→ What is expected: Every entry here needs to be repeated exactly.

─── Given data

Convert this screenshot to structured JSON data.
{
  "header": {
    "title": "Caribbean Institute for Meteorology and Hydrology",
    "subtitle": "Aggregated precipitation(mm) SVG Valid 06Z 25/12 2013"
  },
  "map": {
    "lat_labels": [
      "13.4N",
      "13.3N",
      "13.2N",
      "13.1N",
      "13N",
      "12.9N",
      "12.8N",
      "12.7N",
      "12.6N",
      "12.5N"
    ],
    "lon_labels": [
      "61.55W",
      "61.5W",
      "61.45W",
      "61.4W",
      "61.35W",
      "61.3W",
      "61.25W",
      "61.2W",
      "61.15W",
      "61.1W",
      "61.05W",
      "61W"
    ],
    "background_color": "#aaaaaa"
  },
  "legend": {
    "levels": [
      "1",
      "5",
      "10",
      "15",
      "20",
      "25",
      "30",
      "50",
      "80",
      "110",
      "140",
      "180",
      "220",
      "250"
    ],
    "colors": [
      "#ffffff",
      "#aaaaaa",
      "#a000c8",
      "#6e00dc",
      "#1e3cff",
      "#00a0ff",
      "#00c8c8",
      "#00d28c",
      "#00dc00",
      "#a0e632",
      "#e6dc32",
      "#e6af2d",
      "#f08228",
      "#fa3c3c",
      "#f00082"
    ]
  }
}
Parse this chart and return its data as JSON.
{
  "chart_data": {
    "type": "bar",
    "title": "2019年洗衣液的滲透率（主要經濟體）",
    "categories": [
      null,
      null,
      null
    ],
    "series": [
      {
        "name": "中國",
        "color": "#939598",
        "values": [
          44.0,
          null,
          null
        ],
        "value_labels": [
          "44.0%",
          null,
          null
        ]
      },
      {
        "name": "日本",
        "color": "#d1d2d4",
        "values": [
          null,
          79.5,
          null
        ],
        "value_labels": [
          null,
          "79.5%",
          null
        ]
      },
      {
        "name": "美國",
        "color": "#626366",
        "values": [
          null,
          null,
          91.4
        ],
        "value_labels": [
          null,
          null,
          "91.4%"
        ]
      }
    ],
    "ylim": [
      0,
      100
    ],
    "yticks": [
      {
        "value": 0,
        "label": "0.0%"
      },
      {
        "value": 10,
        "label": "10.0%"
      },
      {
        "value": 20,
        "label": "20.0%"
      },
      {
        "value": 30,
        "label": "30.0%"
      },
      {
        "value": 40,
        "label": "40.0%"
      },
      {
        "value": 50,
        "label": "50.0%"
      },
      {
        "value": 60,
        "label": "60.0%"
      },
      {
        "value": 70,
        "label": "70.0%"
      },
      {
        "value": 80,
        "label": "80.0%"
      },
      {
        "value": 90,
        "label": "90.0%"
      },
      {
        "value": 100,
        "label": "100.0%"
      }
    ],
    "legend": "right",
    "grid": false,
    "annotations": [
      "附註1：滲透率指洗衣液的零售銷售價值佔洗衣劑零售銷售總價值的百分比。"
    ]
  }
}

──────

→ Written solution:
Convert this screenshot to structured JSON data.
{
  "header": {
    "title": "Caribbean Institute for Meteorology and Hydrology",
    "subtitle": "Aggregated precipitation(mm) SVG Valid 06Z 25/12 2013"
  },
  "map": {
    "lat_labels": [
      "13.4N",
      "13.3N",
      "13.2N",
      "13.1N",
      "13N",
      "12.9N",
      "12.8N",
      "12.7N",
      "12.6N",
      "12.5N"
    ],
    "lon_labels": [
      "61.55W",
      "61.5W",
      "61.45W",
      "61.4W",
      "61.35W",
      "61.3W",
      "61.25W",
      "61.2W",
      "61.15W",
      "61.1W",
      "61.05W",
      "61W"
    ],
    "background_color": "#aaaaaa"
  },
  "legend": {
    "levels": [
      "1",
      "5",
      "10",
      "15",
      "20",
      "25",
      "30",
      "50",
      "80",
      "110",
      "140",
      "180",
      "220",
      "250"
    ],
    "colors": [
      "#ffffff",
      "#aaaaaa",
      "#a000c8",
      "#6e00dc",
      "#1e3cff",
      "#00a0ff",
      "#00c8c8",
      "#00d28c",
      "#00dc00",
      "#a0e632",
      "#e6dc32",
      "#e6af2d",
      "#f08228",
      "#fa3c3c",
      "#f00082"
    ]
  }
}
Parse this chart and return its data as JSON.
{
  "chart_data": {
    "type": "bar",
    "title": "2019年洗衣液的滲透率（主要經濟體）",
    "categories": [
      null,
      null,
      null
    ],
    "series": [
      {
        "name": "中國",
        "color": "#939598",
        "values": [
          44.0,
          null,
          null
        ],
        "value_labels": [
          "44.0%",
          null,
          null
        ]
      },
      {
        "name": "日本",
        "color": "#d1d2d4",
        "values": [
          null,
          79.5,
          null
        ],
        "value_labels": [
          null,
          "79.5%",
          null
        ]
      },
      {
        "name": "美國",
        "color": "#626366",
        "values": [
          null,
          null,
          91.4
        ],
        "value_labels": [
          null,
          null,
          "91.4%"
        ]
      }
    ],
    "ylim": [
      0,
      100
    ],
    "yticks": [
      {
        "value": 0,
        "label": "0.0%"
      },
      {
        "value": 10,
        "label": "10.0%"
      },
      {
        "value": 20,
        "label": "20.0%"
      },
      {
        "value": 30,
        "label": "30.0%"
      },
      {
        "value": 40,
        "label": "40.0%"
      },
      {
        "value": 50,
        "label": "50.0%"
      },
      {
        "value": 60,
        "label": "60.0%"
      },
      {
        "value": 70,
        "label": "70.0%"
      },
      {
        "value": 80,
        "label": "80.0%"
      },
      {
        "value": 90,
        "label": "90.0%"
      },
      {
        "value": 100,
        "label": "100.0%"
      }
    ],
    "legend": "right",
    "grid": false,
    "annotations": [
      "附註1：滲透率指洗衣液的零售銷售價值佔洗衣劑零售銷售總價值的百分比。"
    ]
  }
}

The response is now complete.